# [What is being asked]
Reproduce the listing below verbatim.

--- start ---

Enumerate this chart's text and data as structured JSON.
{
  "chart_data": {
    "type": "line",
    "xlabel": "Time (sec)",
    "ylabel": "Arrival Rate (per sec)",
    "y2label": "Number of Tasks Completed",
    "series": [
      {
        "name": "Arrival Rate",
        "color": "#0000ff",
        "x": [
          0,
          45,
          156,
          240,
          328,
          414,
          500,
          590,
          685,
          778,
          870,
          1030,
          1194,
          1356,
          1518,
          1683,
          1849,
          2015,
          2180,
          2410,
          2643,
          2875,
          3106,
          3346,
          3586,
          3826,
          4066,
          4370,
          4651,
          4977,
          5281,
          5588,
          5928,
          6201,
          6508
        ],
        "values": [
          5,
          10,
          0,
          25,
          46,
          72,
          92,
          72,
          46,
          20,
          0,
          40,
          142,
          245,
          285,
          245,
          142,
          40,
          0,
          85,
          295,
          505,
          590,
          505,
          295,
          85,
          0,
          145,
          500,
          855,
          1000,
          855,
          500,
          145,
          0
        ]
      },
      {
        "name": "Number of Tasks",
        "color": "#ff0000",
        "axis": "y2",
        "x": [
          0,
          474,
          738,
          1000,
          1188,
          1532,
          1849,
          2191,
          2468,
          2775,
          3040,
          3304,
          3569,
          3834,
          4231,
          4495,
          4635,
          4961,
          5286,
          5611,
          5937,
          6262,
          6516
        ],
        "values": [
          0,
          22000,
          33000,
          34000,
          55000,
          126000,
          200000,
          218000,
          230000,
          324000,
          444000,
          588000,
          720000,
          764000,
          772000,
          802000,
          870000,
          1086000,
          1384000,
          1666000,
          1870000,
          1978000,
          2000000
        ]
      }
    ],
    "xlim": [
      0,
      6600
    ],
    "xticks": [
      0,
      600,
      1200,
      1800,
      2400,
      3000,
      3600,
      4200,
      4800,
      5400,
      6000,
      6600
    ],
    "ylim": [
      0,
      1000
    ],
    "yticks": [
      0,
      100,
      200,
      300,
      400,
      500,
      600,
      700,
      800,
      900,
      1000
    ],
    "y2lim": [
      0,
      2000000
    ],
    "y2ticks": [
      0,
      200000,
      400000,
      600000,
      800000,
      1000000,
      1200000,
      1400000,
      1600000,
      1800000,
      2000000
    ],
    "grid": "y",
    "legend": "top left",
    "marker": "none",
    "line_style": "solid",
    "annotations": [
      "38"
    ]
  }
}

--- end ---

# [Complete response]
Enumerate this chart's text and data as structured JSON.
{
  "chart_data": {
    "type": "line",
    "xlabel": "Time (sec)",
    "ylabel": "Arrival Rate (per sec)",
    "y2label": "Number of Tasks Completed",
    "series": [
      {
        "name": "Arrival Rate",
        "color": "#0000ff",
        "x": [
          0,
          45,
          156,
          240,
          328,
          414,
          500,
          590,
          685,
          778,
          870,
          1030,
          1194,
          1356,
          1518,
          1683,
          1849,
          2015,
          2180,
          2410,
          2643,
          2875,
          3106,
          3346,
          3586,
          3826,
          4066,
          4370,
          4651,
          4977,
          5281,
          5588,
          5928,
          6201,
          6508
        ],
        "values": [
          5,
          10,
          0,
          25,
          46,
          72,
          92,
          72,
          46,
          20,
          0,
          40,
          142,
          245,
          285,
          245,
          142,
          40,
          0,
          85,
          295,
          505,
          590,
          505,
          295,
          85,
          0,
          145,
          500,
          855,
          1000,
          855,
          500,
          145,
          0
        ]
      },
      {
        "name": "Number of Tasks",
        "color": "#ff0000",
        "axis": "y2",
        "x": [
          0,
          474,
          738,
          1000,
          1188,
          1532,
          1849,
          2191,
          2468,
          2775,
          3040,
          3304,
          3569,
          3834,
          4231,
          4495,
          4635,
          4961,
          5286,
          5611,
          5937,
          6262,
          6516
        ],
        "values": [
          0,
          22000,
          33000,
          34000,
          55000,
          126000,
          200000,
          218000,
          230000,
          324000,
          444000,
          588000,
          720000,
          764000,
          772000,
          802000,
          870000,
          1086000,
          1384000,
          1666000,
          1870000,
          1978000,
          2000000
        ]
      }
    ],
    "xlim": [
      0,
      6600
    ],
    "xticks": [
      0,
      600,
      1200,
      1800,
      2400,
      3000,
      3600,
      4200,
      4800,
      5400,
      6000,
      6600
    ],
    "ylim": [
      0,
      1000
    ],
    "yticks": [
      0,
      100,
      200,
      300,
      400,
      500,
      600,
      700,
      800,
      900,
      1000
    ],
    "y2lim": [
      0,
      2000000
    ],
    "y2ticks": [
      0,
      200000,
      400000,
      600000,
      800000,
      1000000,
      1200000,
      1400000,
      1600000,
      1800000,
      2000000
    ],
    "grid": "y",
    "legend": "top left",
    "marker": "none",
    "line_style": "solid",
    "annotations": [
      "38"
    ]
  }
}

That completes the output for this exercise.